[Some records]
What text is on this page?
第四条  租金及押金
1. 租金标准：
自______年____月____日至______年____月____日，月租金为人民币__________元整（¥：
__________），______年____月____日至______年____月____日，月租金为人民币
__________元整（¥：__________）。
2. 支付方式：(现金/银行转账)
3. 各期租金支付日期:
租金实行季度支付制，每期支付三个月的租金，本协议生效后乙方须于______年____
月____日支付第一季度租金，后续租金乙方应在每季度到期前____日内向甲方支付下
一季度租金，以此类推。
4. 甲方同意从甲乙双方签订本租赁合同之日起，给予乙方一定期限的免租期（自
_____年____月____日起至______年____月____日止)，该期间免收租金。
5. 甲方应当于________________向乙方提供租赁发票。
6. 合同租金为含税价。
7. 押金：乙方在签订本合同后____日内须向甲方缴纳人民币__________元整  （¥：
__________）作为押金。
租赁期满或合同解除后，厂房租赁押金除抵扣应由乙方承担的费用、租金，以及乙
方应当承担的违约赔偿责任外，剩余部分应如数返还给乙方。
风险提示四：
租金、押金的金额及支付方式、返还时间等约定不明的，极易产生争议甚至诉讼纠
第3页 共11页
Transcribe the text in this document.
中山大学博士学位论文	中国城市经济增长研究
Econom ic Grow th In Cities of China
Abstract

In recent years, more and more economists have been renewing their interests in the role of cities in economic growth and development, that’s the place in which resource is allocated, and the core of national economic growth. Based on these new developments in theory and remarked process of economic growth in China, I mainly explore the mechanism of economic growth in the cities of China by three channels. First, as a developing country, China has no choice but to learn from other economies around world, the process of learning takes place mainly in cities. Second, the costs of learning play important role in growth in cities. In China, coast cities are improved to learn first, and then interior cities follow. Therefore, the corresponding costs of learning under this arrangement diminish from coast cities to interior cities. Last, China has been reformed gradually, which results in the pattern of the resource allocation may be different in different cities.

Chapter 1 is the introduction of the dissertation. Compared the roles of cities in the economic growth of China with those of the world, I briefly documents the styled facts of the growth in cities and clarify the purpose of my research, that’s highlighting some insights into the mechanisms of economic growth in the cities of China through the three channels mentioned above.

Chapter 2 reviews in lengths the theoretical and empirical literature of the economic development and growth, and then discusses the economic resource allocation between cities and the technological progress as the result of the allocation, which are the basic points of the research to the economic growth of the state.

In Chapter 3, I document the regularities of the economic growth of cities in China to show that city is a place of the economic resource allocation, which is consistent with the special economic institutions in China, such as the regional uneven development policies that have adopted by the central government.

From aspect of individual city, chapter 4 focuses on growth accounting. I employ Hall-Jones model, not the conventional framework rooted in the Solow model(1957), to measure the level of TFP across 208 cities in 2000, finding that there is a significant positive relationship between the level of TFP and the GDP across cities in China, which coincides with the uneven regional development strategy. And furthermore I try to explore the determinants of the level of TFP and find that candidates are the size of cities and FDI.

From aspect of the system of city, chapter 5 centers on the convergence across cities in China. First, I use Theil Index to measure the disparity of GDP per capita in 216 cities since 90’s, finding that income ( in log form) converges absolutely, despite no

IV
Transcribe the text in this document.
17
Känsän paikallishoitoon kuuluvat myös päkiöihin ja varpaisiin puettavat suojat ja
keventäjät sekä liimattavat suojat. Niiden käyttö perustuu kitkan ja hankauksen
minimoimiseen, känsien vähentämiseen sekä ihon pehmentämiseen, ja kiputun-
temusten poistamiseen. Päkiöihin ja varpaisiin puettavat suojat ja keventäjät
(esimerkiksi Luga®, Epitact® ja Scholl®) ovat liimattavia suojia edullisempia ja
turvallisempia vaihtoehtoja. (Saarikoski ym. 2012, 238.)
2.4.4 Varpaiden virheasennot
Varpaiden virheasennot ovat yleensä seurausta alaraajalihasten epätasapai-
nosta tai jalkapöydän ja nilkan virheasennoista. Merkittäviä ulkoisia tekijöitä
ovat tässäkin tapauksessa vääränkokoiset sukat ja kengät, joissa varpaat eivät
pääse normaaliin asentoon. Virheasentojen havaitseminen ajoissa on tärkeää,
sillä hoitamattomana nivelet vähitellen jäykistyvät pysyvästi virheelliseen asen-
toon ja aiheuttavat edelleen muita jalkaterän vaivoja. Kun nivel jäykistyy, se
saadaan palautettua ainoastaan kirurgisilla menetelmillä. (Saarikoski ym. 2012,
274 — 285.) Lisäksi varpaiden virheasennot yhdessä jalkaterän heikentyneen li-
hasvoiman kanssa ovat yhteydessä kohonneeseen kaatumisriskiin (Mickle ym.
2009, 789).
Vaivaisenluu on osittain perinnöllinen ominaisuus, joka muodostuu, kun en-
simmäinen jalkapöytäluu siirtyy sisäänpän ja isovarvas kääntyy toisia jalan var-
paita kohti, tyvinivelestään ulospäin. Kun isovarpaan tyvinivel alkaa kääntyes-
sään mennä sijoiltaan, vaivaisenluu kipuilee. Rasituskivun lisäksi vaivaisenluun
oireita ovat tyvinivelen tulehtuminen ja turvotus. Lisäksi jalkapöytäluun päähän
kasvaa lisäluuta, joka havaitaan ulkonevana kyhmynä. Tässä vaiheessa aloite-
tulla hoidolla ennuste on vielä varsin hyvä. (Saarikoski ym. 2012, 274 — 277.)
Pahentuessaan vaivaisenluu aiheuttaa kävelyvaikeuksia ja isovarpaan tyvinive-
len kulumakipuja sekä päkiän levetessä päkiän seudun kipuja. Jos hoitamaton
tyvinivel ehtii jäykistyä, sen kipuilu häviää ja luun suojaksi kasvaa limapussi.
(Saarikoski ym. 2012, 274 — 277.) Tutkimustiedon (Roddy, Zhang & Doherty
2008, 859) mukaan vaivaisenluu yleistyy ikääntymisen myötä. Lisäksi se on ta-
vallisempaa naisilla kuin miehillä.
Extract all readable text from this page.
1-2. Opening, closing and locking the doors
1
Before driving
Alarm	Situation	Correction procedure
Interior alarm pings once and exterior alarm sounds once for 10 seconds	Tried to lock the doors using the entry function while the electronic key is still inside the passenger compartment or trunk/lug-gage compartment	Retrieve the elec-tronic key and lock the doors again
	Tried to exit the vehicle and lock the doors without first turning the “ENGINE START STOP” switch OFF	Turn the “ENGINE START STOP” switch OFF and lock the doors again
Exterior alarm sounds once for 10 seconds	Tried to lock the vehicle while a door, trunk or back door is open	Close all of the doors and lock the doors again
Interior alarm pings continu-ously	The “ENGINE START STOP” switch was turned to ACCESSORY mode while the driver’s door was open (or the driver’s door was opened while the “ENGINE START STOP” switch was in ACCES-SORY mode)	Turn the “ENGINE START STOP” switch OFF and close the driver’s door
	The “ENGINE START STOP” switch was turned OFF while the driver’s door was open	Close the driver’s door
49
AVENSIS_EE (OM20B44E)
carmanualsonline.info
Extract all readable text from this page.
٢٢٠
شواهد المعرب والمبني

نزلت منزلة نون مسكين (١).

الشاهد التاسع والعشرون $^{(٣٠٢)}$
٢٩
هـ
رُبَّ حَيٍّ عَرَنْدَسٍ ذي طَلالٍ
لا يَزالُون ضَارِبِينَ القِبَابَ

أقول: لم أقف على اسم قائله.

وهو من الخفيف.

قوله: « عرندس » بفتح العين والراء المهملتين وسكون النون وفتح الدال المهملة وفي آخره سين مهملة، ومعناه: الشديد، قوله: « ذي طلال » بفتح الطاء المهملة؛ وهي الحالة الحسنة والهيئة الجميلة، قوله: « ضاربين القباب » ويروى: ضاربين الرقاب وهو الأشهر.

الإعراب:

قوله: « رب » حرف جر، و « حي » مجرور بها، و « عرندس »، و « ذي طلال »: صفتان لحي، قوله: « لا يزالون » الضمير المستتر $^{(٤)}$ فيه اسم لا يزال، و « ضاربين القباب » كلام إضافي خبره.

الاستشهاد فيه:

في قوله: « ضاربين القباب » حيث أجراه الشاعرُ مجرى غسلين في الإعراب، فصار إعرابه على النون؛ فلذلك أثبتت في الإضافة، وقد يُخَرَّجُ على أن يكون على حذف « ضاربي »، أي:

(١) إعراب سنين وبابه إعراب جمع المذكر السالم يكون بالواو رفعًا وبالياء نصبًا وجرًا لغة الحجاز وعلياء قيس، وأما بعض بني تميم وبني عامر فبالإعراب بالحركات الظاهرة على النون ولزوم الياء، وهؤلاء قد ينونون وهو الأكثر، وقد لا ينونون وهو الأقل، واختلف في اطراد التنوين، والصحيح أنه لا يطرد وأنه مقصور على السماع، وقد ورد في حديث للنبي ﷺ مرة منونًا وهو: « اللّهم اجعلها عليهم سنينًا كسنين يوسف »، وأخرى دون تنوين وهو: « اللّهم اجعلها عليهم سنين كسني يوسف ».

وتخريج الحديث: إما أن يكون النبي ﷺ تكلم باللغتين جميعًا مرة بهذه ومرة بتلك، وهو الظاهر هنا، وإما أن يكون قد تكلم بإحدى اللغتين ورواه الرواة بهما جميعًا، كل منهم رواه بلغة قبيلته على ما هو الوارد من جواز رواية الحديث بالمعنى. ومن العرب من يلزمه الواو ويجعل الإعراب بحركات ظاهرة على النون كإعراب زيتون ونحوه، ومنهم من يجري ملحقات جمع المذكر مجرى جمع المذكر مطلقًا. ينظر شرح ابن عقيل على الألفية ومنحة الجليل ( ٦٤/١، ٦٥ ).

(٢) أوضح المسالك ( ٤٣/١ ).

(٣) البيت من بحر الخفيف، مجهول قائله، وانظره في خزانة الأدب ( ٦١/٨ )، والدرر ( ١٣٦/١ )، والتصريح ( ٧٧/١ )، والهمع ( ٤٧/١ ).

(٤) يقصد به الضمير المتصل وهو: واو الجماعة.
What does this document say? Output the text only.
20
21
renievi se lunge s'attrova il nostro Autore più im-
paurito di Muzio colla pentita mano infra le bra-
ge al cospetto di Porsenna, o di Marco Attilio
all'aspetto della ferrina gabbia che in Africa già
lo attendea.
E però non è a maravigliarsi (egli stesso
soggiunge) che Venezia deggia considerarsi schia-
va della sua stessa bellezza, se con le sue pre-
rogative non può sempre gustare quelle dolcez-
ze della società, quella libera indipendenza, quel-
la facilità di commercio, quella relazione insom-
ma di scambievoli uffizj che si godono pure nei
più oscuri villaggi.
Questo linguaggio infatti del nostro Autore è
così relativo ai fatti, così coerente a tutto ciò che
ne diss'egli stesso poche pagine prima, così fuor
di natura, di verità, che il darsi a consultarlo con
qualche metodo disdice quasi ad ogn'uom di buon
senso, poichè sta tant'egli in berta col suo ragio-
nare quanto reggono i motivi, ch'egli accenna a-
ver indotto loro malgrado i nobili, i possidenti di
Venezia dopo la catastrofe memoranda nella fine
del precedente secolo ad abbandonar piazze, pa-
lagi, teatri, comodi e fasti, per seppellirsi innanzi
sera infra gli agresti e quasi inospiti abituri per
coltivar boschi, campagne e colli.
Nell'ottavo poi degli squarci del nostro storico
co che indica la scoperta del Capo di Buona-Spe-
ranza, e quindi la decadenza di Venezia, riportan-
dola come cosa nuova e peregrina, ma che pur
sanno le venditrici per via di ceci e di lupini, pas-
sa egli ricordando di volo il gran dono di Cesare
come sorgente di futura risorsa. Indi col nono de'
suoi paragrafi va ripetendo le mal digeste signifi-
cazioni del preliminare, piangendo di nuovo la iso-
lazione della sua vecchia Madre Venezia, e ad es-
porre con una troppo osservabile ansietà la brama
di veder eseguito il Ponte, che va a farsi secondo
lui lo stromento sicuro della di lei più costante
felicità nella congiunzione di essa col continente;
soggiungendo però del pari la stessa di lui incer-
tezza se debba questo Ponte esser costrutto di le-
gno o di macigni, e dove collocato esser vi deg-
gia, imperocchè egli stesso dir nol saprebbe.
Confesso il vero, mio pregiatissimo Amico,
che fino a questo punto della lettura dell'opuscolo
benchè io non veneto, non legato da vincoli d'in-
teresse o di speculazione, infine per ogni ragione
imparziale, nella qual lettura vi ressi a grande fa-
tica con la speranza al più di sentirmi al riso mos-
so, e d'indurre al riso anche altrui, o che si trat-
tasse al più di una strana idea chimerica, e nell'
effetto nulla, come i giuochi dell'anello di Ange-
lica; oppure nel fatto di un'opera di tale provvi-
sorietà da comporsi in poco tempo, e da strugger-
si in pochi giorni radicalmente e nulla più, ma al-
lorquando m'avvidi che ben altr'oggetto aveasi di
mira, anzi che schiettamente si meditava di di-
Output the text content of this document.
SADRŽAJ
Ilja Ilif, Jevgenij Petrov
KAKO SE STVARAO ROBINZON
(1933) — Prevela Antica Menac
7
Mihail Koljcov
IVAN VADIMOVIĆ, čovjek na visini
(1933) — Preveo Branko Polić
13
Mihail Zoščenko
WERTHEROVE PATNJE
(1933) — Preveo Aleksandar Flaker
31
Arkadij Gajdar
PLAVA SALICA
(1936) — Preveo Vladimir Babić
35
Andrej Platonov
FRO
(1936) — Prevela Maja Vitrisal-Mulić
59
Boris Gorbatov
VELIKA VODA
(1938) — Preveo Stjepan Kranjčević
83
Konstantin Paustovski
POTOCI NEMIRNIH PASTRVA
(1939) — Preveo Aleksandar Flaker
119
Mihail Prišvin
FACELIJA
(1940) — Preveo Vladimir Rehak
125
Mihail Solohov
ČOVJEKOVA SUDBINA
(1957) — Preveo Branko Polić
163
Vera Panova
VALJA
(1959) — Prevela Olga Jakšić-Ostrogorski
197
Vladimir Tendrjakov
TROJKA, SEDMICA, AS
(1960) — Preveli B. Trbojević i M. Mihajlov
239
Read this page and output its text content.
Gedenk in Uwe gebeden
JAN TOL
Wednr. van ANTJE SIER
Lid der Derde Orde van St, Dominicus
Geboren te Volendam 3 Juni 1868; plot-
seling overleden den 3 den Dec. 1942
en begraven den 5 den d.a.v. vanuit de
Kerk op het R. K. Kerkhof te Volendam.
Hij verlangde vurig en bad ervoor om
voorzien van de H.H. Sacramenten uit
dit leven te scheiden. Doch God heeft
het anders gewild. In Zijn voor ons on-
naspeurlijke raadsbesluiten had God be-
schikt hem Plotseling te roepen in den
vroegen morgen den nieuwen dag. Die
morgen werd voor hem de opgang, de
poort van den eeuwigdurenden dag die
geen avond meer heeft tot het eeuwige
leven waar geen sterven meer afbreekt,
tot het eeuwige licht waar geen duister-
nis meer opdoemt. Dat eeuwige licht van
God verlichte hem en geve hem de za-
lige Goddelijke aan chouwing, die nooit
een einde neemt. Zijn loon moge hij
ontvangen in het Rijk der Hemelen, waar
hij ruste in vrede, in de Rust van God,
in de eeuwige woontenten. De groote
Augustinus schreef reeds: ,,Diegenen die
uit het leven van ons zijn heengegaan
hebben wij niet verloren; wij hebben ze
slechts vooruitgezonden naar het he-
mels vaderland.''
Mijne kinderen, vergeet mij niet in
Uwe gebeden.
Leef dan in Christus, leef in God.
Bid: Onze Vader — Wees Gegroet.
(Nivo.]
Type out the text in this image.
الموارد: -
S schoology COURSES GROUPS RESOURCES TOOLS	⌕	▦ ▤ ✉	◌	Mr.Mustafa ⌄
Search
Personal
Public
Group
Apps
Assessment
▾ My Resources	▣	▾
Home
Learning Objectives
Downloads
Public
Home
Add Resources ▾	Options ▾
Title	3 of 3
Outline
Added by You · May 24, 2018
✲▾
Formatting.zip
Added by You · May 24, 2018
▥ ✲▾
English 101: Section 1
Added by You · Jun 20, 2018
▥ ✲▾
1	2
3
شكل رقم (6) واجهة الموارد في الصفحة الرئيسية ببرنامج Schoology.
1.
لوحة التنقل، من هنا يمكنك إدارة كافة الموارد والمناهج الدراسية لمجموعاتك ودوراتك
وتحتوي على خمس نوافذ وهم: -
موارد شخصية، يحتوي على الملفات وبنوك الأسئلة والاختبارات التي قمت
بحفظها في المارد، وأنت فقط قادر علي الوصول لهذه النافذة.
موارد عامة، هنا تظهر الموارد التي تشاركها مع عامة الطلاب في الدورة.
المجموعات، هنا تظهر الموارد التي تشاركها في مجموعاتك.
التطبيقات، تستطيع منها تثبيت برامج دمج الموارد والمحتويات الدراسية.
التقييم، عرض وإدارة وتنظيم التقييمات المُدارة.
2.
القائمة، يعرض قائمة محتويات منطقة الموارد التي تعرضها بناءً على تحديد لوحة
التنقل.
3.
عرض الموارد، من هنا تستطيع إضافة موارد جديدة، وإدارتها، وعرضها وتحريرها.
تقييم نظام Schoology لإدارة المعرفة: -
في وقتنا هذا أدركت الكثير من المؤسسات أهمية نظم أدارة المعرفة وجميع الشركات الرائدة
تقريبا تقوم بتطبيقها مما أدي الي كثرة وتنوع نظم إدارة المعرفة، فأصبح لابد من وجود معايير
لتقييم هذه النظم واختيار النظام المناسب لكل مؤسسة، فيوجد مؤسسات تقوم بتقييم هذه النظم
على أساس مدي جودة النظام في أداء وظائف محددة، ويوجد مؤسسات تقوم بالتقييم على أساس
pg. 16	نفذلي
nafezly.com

Requirements. Find "ضاربين". Copy every line it occurs in.

Final result.
قوله: « عرندس » بفتح العين والراء المهملتين وسكون النون وفتح الدال المهملة وفي آخره سين مهملة، ومعناه: الشديد، قوله: « ذي طلال » بفتح الطاء المهملة؛ وهي الحالة الحسنة والهيئة الجميلة، قوله: « ضاربين القباب » ويروى: ضاربين الرقاب وهو الأشهر.
قوله: « رب » حرف جر، و « حي » مجرور بها، و « عرندس »، و « ذي طلال »: صفتان لحي، قوله: « لا يزالون » الضمير المستتر $^{(٤)}$ فيه اسم لا يزال، و « ضاربين القباب » كلام إضافي خبره.
في قوله: « ضاربين القباب » حيث أجراه الشاعرُ مجرى غسلين في الإعراب، فصار إعرابه على النون؛ فلذلك أثبتت في الإضافة، وقد يُخَرَّجُ على أن يكون على حذف « ضاربي »، أي:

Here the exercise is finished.